------ SOURCE RECORDS

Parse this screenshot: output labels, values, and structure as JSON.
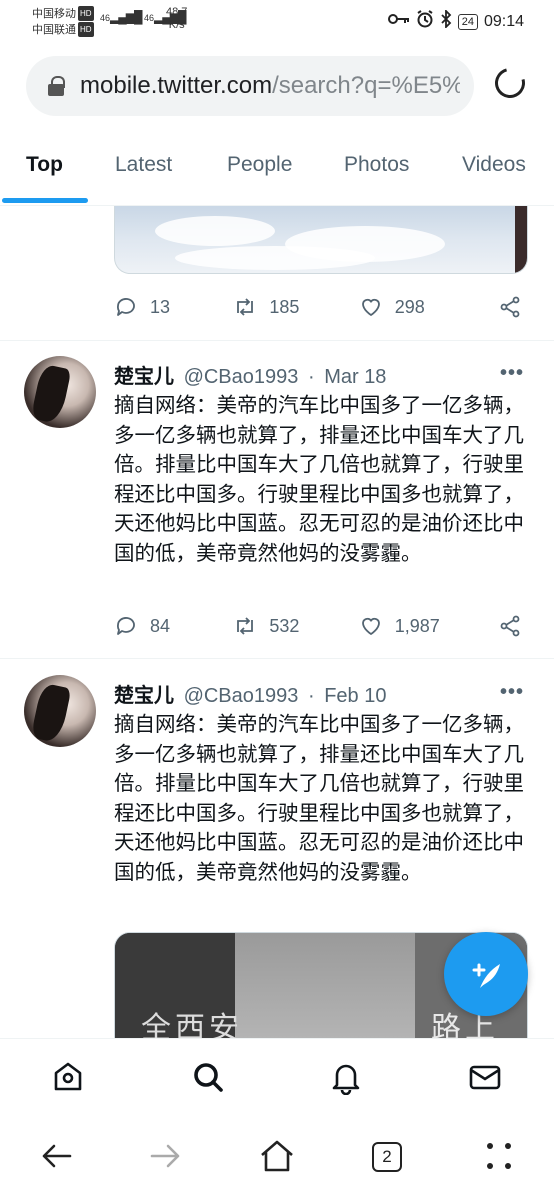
{
  "status_bar": {
    "carrier1": "中国移动",
    "carrier2": "中国联通",
    "hd_badge": "HD",
    "signal1": "46",
    "signal2": "46",
    "net_speed_value": "48.7",
    "net_speed_unit": "K/s",
    "battery": "24",
    "time": "09:14",
    "icons": [
      "key-icon",
      "alarm-icon",
      "bluetooth-icon",
      "battery-icon"
    ]
  },
  "browser": {
    "url_host": "mobile.twitter.com",
    "url_path": "/search?q=%E5%",
    "icons": [
      "lock-icon",
      "reload-icon"
    ]
  },
  "tabs": [
    {
      "label": "Top",
      "active": true
    },
    {
      "label": "Latest",
      "active": false
    },
    {
      "label": "People",
      "active": false
    },
    {
      "label": "Photos",
      "active": false
    },
    {
      "label": "Videos",
      "active": false
    }
  ],
  "first_actions": {
    "replies": "13",
    "retweets": "185",
    "likes": "298"
  },
  "tweets": [
    {
      "name": "楚宝儿",
      "handle": "@CBao1993",
      "separator": "·",
      "date": "Mar 18",
      "more": "•••",
      "text": "摘自网络：美帝的汽车比中国多了一亿多辆， 多一亿多辆也就算了，排量还比中国车大了几倍。排量比中国车大了几倍也就算了，行驶里程还比中国多。行驶里程比中国多也就算了，天还他妈比中国蓝。忍无可忍的是油价还比中国的低，美帝竟然他妈的没雾霾。",
      "replies": "84",
      "retweets": "532",
      "likes": "1,987"
    },
    {
      "name": "楚宝儿",
      "handle": "@CBao1993",
      "separator": "·",
      "date": "Feb 10",
      "more": "•••",
      "text": "摘自网络：美帝的汽车比中国多了一亿多辆， 多一亿多辆也就算了，排量还比中国车大了几倍。排量比中国车大了几倍也就算了，行驶里程还比中国多。行驶里程比中国多也就算了，天还他妈比中国蓝。忍无可忍的是油价还比中国的低，美帝竟然他妈的没雾霾。",
      "media_caption_left": "全西安",
      "media_caption_right": "路上"
    }
  ],
  "bottom_nav": [
    "home-icon",
    "search-icon",
    "notifications-icon",
    "messages-icon"
  ],
  "system_nav": {
    "tab_count": "2"
  },
  "colors": {
    "accent": "#1d9bf0",
    "text": "#0f1419",
    "secondary": "#536471"
  }
}
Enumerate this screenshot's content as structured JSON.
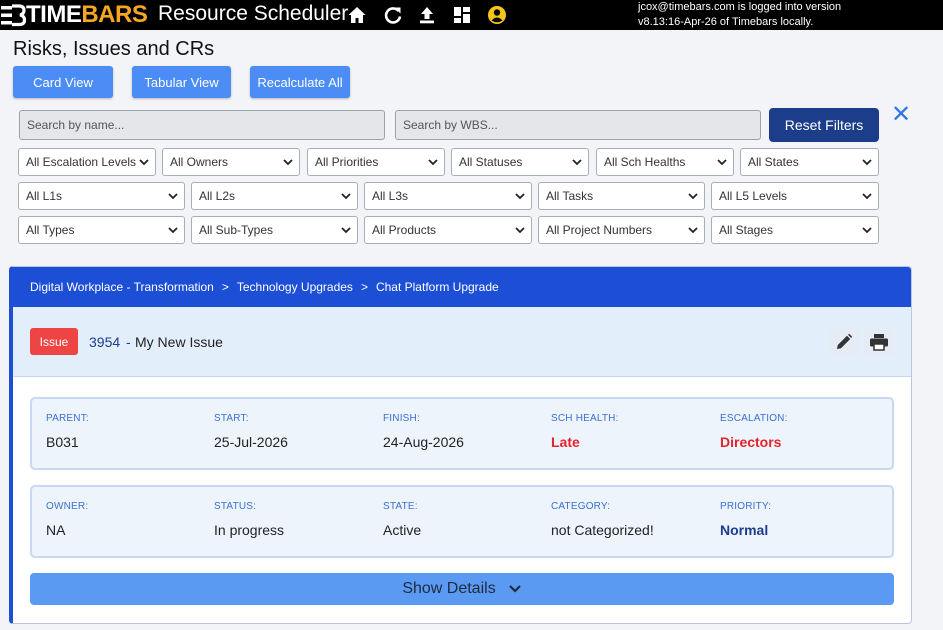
{
  "app": {
    "logo_time": "TIME",
    "logo_bars": "BARS",
    "name": "Resource Scheduler",
    "login_line1": "jcox@timebars.com is logged into version",
    "login_line2": "v8.13:16-Apr-26 of Timebars locally."
  },
  "nav_icons": [
    "home-icon",
    "refresh-icon",
    "upload-icon",
    "dashboard-icon",
    "user-icon"
  ],
  "page": {
    "title": "Risks, Issues and CRs"
  },
  "view_buttons": {
    "card": "Card View",
    "tabular": "Tabular View",
    "recalc": "Recalculate All"
  },
  "search": {
    "name_placeholder": "Search by name...",
    "wbs_placeholder": "Search by WBS...",
    "reset_label": "Reset Filters",
    "close_glyph": "✕"
  },
  "filters": {
    "row1": [
      "All Escalation Levels",
      "All Owners",
      "All Priorities",
      "All Statuses",
      "All Sch Healths",
      "All States"
    ],
    "row2": [
      "All L1s",
      "All L2s",
      "All L3s",
      "All Tasks",
      "All L5 Levels"
    ],
    "row3": [
      "All Types",
      "All Sub-Types",
      "All Products",
      "All Project Numbers",
      "All Stages"
    ]
  },
  "card": {
    "breadcrumb": [
      "Digital Workplace - Transformation",
      "Technology Upgrades",
      "Chat Platform Upgrade"
    ],
    "breadcrumb_sep": ">",
    "badge": "Issue",
    "id": "3954",
    "dash": "-",
    "title": "My New Issue",
    "row1": [
      {
        "label": "PARENT:",
        "value": "B031"
      },
      {
        "label": "START:",
        "value": "25-Jul-2026"
      },
      {
        "label": "FINISH:",
        "value": "24-Aug-2026"
      },
      {
        "label": "SCH HEALTH:",
        "value": "Late"
      },
      {
        "label": "ESCALATION:",
        "value": "Directors"
      }
    ],
    "row2": [
      {
        "label": "OWNER:",
        "value": "NA"
      },
      {
        "label": "STATUS:",
        "value": "In progress"
      },
      {
        "label": "STATE:",
        "value": "Active"
      },
      {
        "label": "CATEGORY:",
        "value": "not Categorized!"
      },
      {
        "label": "PRIORITY:",
        "value": "Normal"
      }
    ],
    "show_details": "Show Details"
  },
  "colors": {
    "accent": "#1d4fd6",
    "button": "#4b8cf5",
    "reset": "#1b3d8a",
    "badge": "#ef4444",
    "alert_text": "#e4232b"
  }
}
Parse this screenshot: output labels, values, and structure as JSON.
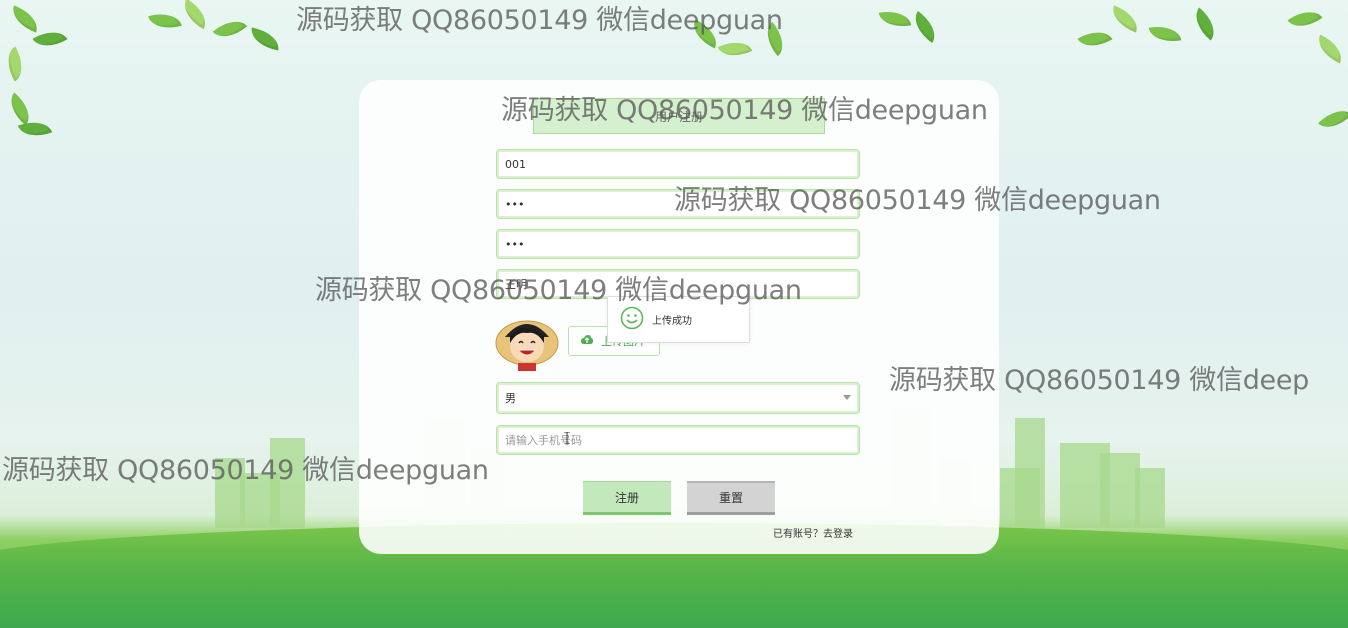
{
  "form": {
    "title_placeholder": "用户注册",
    "username_value": "001",
    "password_value": "•••",
    "confirm_password_value": "•••",
    "name_value": "王明",
    "upload_button_label": "上传图片",
    "upload_toast": "上传成功",
    "gender_value": "男",
    "phone_placeholder": "请输入手机号码",
    "register_button": "注册",
    "reset_button": "重置",
    "login_link": "已有账号？去登录"
  },
  "watermark": {
    "text_1": "源码获取 QQ86050149 微信deepguan",
    "text_2": "源码获取 QQ86050149 微信deepguan",
    "text_3": "源码获取 QQ86050149 微信deepguan",
    "text_4": "源码获取 QQ86050149 微信deepguan",
    "text_5": "源码获取 QQ86050149 微信deep",
    "text_6": "源码获取 QQ86050149 微信deepguan"
  },
  "colors": {
    "accent_green": "#7cc66b",
    "field_border": "#b9e3a9",
    "reset_gray": "#d3d3d3"
  },
  "icons": {
    "upload": "cloud-upload-icon",
    "toast": "smile-icon",
    "select": "chevron-down-icon"
  }
}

------------

▸ **WHAT THE EXERCISE ASKS**
Copy out each record shown above without alteration, skipping any picture.

▸ **RESULT FOR THIS EXERCISE**
Parse this screenshot: output labels, values, and structure as JSON.
{
  "status_bar": {
    "carrier1": "中国移动",
    "carrier2": "中国联通",
    "hd_badge": "HD",
    "signal1": "46",
    "signal2": "46",
    "net_speed_value": "48.7",
    "net_speed_unit": "K/s",
    "battery": "24",
    "time": "09:14",
    "icons": [
      "key-icon",
      "alarm-icon",
      "bluetooth-icon",
      "battery-icon"
    ]
  },
  "browser": {
    "url_host": "mobile.twitter.com",
    "url_path": "/search?q=%E5%",
    "icons": [
      "lock-icon",
      "reload-icon"
    ]
  },
  "tabs": [
    {
      "label": "Top",
      "active": true
    },
    {
      "label": "Latest",
      "active": false
    },
    {
      "label": "People",
      "active": false
    },
    {
      "label": "Photos",
      "active": false
    },
    {
      "label": "Videos",
      "active": false
    }
  ],
  "first_actions": {
    "replies": "13",
    "retweets": "185",
    "likes": "298"
  },
  "tweets": [
    {
      "name": "楚宝儿",
      "handle": "@CBao1993",
      "separator": "·",
      "date": "Mar 18",
      "more": "•••",
      "text": "摘自网络：美帝的汽车比中国多了一亿多辆， 多一亿多辆也就算了，排量还比中国车大了几倍。排量比中国车大了几倍也就算了，行驶里程还比中国多。行驶里程比中国多也就算了，天还他妈比中国蓝。忍无可忍的是油价还比中国的低，美帝竟然他妈的没雾霾。",
      "replies": "84",
      "retweets": "532",
      "likes": "1,987"
    },
    {
      "name": "楚宝儿",
      "handle": "@CBao1993",
      "separator": "·",
      "date": "Feb 10",
      "more": "•••",
      "text": "摘自网络：美帝的汽车比中国多了一亿多辆， 多一亿多辆也就算了，排量还比中国车大了几倍。排量比中国车大了几倍也就算了，行驶里程还比中国多。行驶里程比中国多也就算了，天还他妈比中国蓝。忍无可忍的是油价还比中国的低，美帝竟然他妈的没雾霾。",
      "media_caption_left": "全西安",
      "media_caption_right": "路上"
    }
  ],
  "bottom_nav": [
    "home-icon",
    "search-icon",
    "notifications-icon",
    "messages-icon"
  ],
  "system_nav": {
    "tab_count": "2"
  },
  "colors": {
    "accent": "#1d9bf0",
    "text": "#0f1419",
    "secondary": "#536471"
  }
}
Enumerate this screenshot's content as structured JSON.
{
  "app": {
    "logo_time": "TIME",
    "logo_bars": "BARS",
    "name": "Resource Scheduler",
    "login_line1": "jcox@timebars.com is logged into version",
    "login_line2": "v8.13:16-Apr-26 of Timebars locally."
  },
  "nav_icons": [
    "home-icon",
    "refresh-icon",
    "upload-icon",
    "dashboard-icon",
    "user-icon"
  ],
  "page": {
    "title": "Risks, Issues and CRs"
  },
  "view_buttons": {
    "card": "Card View",
    "tabular": "Tabular View",
    "recalc": "Recalculate All"
  },
  "search": {
    "name_placeholder": "Search by name...",
    "wbs_placeholder": "Search by WBS...",
    "reset_label": "Reset Filters",
    "close_glyph": "✕"
  },
  "filters": {
    "row1": [
      "All Escalation Levels",
      "All Owners",
      "All Priorities",
      "All Statuses",
      "All Sch Healths",
      "All States"
    ],
    "row2": [
      "All L1s",
      "All L2s",
      "All L3s",
      "All Tasks",
      "All L5 Levels"
    ],
    "row3": [
      "All Types",
      "All Sub-Types",
      "All Products",
      "All Project Numbers",
      "All Stages"
    ]
  },
  "card": {
    "breadcrumb": [
      "Digital Workplace - Transformation",
      "Technology Upgrades",
      "Chat Platform Upgrade"
    ],
    "breadcrumb_sep": ">",
    "badge": "Issue",
    "id": "3954",
    "dash": "-",
    "title": "My New Issue",
    "row1": [
      {
        "label": "PARENT:",
        "value": "B031"
      },
      {
        "label": "START:",
        "value": "25-Jul-2026"
      },
      {
        "label": "FINISH:",
        "value": "24-Aug-2026"
      },
      {
        "label": "SCH HEALTH:",
        "value": "Late"
      },
      {
        "label": "ESCALATION:",
        "value": "Directors"
      }
    ],
    "row2": [
      {
        "label": "OWNER:",
        "value": "NA"
      },
      {
        "label": "STATUS:",
        "value": "In progress"
      },
      {
        "label": "STATE:",
        "value": "Active"
      },
      {
        "label": "CATEGORY:",
        "value": "not Categorized!"
      },
      {
        "label": "PRIORITY:",
        "value": "Normal"
      }
    ],
    "show_details": "Show Details"
  },
  "colors": {
    "accent": "#1d4fd6",
    "button": "#4b8cf5",
    "reset": "#1b3d8a",
    "badge": "#ef4444",
    "alert_text": "#e4232b"
  }
}
Parse this screenshot: output labels, values, and structure as JSON.
{
  "form": {
    "title_placeholder": "用户注册",
    "username_value": "001",
    "password_value": "•••",
    "confirm_password_value": "•••",
    "name_value": "王明",
    "upload_button_label": "上传图片",
    "upload_toast": "上传成功",
    "gender_value": "男",
    "phone_placeholder": "请输入手机号码",
    "register_button": "注册",
    "reset_button": "重置",
    "login_link": "已有账号？去登录"
  },
  "watermark": {
    "text_1": "源码获取 QQ86050149 微信deepguan",
    "text_2": "源码获取 QQ86050149 微信deepguan",
    "text_3": "源码获取 QQ86050149 微信deepguan",
    "text_4": "源码获取 QQ86050149 微信deepguan",
    "text_5": "源码获取 QQ86050149 微信deep",
    "text_6": "源码获取 QQ86050149 微信deepguan"
  },
  "colors": {
    "accent_green": "#7cc66b",
    "field_border": "#b9e3a9",
    "reset_gray": "#d3d3d3"
  },
  "icons": {
    "upload": "cloud-upload-icon",
    "toast": "smile-icon",
    "select": "chevron-down-icon"
  }
}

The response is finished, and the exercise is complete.